Write the data out again in full, with no departure from the original.

"""

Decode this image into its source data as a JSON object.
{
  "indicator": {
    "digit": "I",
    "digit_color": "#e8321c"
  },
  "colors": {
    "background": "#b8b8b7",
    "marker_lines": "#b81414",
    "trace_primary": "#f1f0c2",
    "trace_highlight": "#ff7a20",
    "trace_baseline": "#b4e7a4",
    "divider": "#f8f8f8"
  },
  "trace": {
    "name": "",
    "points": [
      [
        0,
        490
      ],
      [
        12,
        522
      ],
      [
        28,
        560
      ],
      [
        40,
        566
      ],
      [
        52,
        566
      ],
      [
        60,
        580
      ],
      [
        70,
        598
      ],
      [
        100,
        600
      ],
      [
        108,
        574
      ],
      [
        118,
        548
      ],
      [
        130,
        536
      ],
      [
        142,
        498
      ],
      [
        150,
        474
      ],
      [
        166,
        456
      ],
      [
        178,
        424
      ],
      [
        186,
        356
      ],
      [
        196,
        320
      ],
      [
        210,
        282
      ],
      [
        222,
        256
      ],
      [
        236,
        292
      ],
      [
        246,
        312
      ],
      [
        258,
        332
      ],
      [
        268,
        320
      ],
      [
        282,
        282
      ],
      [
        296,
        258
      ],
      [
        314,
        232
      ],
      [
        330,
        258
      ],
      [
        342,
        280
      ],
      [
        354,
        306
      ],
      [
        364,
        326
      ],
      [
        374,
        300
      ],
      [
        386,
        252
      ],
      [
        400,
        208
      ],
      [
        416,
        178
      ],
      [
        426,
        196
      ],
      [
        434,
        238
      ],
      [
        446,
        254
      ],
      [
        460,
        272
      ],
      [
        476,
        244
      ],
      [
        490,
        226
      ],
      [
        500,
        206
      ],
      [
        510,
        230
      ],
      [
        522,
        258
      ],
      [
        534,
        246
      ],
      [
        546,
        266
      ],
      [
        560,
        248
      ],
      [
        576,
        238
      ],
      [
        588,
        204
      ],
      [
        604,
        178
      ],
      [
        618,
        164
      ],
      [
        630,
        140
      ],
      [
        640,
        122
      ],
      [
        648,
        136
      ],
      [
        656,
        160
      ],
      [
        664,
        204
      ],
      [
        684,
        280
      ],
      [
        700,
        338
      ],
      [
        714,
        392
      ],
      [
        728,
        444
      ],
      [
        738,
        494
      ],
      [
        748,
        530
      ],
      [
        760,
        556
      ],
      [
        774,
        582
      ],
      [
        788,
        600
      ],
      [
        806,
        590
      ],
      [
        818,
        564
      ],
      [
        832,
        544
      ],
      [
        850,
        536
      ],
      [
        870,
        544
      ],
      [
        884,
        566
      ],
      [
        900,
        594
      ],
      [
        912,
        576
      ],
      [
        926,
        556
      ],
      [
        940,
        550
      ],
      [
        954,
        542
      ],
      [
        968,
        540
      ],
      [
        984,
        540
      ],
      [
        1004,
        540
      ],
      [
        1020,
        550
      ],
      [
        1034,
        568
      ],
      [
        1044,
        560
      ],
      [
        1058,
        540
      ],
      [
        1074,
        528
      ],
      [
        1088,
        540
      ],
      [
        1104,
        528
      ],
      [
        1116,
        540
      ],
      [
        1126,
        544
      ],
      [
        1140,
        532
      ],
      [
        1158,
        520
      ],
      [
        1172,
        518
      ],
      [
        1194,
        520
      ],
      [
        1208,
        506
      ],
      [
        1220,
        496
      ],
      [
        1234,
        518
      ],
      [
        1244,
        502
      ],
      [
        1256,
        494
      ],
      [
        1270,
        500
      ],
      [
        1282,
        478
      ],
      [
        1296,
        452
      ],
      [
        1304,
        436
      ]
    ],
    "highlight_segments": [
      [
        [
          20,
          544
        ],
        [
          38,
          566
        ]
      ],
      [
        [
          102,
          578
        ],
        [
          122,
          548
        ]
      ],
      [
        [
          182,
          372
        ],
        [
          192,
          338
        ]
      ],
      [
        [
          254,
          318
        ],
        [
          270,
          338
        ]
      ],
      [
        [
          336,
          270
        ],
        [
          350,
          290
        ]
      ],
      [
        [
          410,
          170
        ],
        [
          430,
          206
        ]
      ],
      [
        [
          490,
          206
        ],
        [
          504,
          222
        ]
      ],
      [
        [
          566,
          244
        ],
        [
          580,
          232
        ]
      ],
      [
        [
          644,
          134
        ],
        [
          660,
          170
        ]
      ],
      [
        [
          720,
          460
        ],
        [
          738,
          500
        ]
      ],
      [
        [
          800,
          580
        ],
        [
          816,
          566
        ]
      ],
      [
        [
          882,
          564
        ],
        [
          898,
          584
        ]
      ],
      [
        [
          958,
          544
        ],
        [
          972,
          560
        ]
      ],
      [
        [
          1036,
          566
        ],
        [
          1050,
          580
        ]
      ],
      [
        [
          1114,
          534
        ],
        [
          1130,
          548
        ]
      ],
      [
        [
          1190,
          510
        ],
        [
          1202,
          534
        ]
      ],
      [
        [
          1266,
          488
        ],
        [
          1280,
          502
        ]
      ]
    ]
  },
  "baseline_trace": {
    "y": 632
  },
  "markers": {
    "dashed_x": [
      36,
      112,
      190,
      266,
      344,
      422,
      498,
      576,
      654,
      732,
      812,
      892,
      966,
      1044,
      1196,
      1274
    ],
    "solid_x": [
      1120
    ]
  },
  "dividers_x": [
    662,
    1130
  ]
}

"""

**REPLY TO THE EXERCISE**
Decode this image into its source data as a JSON object.
{
  "indicator": {
    "digit": "I",
    "digit_color": "#e8321c"
  },
  "colors": {
    "background": "#b8b8b7",
    "marker_lines": "#b81414",
    "trace_primary": "#f1f0c2",
    "trace_highlight": "#ff7a20",
    "trace_baseline": "#b4e7a4",
    "divider": "#f8f8f8"
  },
  "trace": {
    "name": "",
    "points": [
      [
        0,
        490
      ],
      [
        12,
        522
      ],
      [
        28,
        560
      ],
      [
        40,
        566
      ],
      [
        52,
        566
      ],
      [
        60,
        580
      ],
      [
        70,
        598
      ],
      [
        100,
        600
      ],
      [
        108,
        574
      ],
      [
        118,
        548
      ],
      [
        130,
        536
      ],
      [
        142,
        498
      ],
      [
        150,
        474
      ],
      [
        166,
        456
      ],
      [
        178,
        424
      ],
      [
        186,
        356
      ],
      [
        196,
        320
      ],
      [
        210,
        282
      ],
      [
        222,
        256
      ],
      [
        236,
        292
      ],
      [
        246,
        312
      ],
      [
        258,
        332
      ],
      [
        268,
        320
      ],
      [
        282,
        282
      ],
      [
        296,
        258
      ],
      [
        314,
        232
      ],
      [
        330,
        258
      ],
      [
        342,
        280
      ],
      [
        354,
        306
      ],
      [
        364,
        326
      ],
      [
        374,
        300
      ],
      [
        386,
        252
      ],
      [
        400,
        208
      ],
      [
        416,
        178
      ],
      [
        426,
        196
      ],
      [
        434,
        238
      ],
      [
        446,
        254
      ],
      [
        460,
        272
      ],
      [
        476,
        244
      ],
      [
        490,
        226
      ],
      [
        500,
        206
      ],
      [
        510,
        230
      ],
      [
        522,
        258
      ],
      [
        534,
        246
      ],
      [
        546,
        266
      ],
      [
        560,
        248
      ],
      [
        576,
        238
      ],
      [
        588,
        204
      ],
      [
        604,
        178
      ],
      [
        618,
        164
      ],
      [
        630,
        140
      ],
      [
        640,
        122
      ],
      [
        648,
        136
      ],
      [
        656,
        160
      ],
      [
        664,
        204
      ],
      [
        684,
        280
      ],
      [
        700,
        338
      ],
      [
        714,
        392
      ],
      [
        728,
        444
      ],
      [
        738,
        494
      ],
      [
        748,
        530
      ],
      [
        760,
        556
      ],
      [
        774,
        582
      ],
      [
        788,
        600
      ],
      [
        806,
        590
      ],
      [
        818,
        564
      ],
      [
        832,
        544
      ],
      [
        850,
        536
      ],
      [
        870,
        544
      ],
      [
        884,
        566
      ],
      [
        900,
        594
      ],
      [
        912,
        576
      ],
      [
        926,
        556
      ],
      [
        940,
        550
      ],
      [
        954,
        542
      ],
      [
        968,
        540
      ],
      [
        984,
        540
      ],
      [
        1004,
        540
      ],
      [
        1020,
        550
      ],
      [
        1034,
        568
      ],
      [
        1044,
        560
      ],
      [
        1058,
        540
      ],
      [
        1074,
        528
      ],
      [
        1088,
        540
      ],
      [
        1104,
        528
      ],
      [
        1116,
        540
      ],
      [
        1126,
        544
      ],
      [
        1140,
        532
      ],
      [
        1158,
        520
      ],
      [
        1172,
        518
      ],
      [
        1194,
        520
      ],
      [
        1208,
        506
      ],
      [
        1220,
        496
      ],
      [
        1234,
        518
      ],
      [
        1244,
        502
      ],
      [
        1256,
        494
      ],
      [
        1270,
        500
      ],
      [
        1282,
        478
      ],
      [
        1296,
        452
      ],
      [
        1304,
        436
      ]
    ],
    "highlight_segments": [
      [
        [
          20,
          544
        ],
        [
          38,
          566
        ]
      ],
      [
        [
          102,
          578
        ],
        [
          122,
          548
        ]
      ],
      [
        [
          182,
          372
        ],
        [
          192,
          338
        ]
      ],
      [
        [
          254,
          318
        ],
        [
          270,
          338
        ]
      ],
      [
        [
          336,
          270
        ],
        [
          350,
          290
        ]
      ],
      [
        [
          410,
          170
        ],
        [
          430,
          206
        ]
      ],
      [
        [
          490,
          206
        ],
        [
          504,
          222
        ]
      ],
      [
        [
          566,
          244
        ],
        [
          580,
          232
        ]
      ],
      [
        [
          644,
          134
        ],
        [
          660,
          170
        ]
      ],
      [
        [
          720,
          460
        ],
        [
          738,
          500
        ]
      ],
      [
        [
          800,
          580
        ],
        [
          816,
          566
        ]
      ],
      [
        [
          882,
          564
        ],
        [
          898,
          584
        ]
      ],
      [
        [
          958,
          544
        ],
        [
          972,
          560
        ]
      ],
      [
        [
          1036,
          566
        ],
        [
          1050,
          580
        ]
      ],
      [
        [
          1114,
          534
        ],
        [
          1130,
          548
        ]
      ],
      [
        [
          1190,
          510
        ],
        [
          1202,
          534
        ]
      ],
      [
        [
          1266,
          488
        ],
        [
          1280,
          502
        ]
      ]
    ]
  },
  "baseline_trace": {
    "y": 632
  },
  "markers": {
    "dashed_x": [
      36,
      112,
      190,
      266,
      344,
      422,
      498,
      576,
      654,
      732,
      812,
      892,
      966,
      1044,
      1196,
      1274
    ],
    "solid_x": [
      1120
    ]
  },
  "dividers_x": [
    662,
    1130
  ]
}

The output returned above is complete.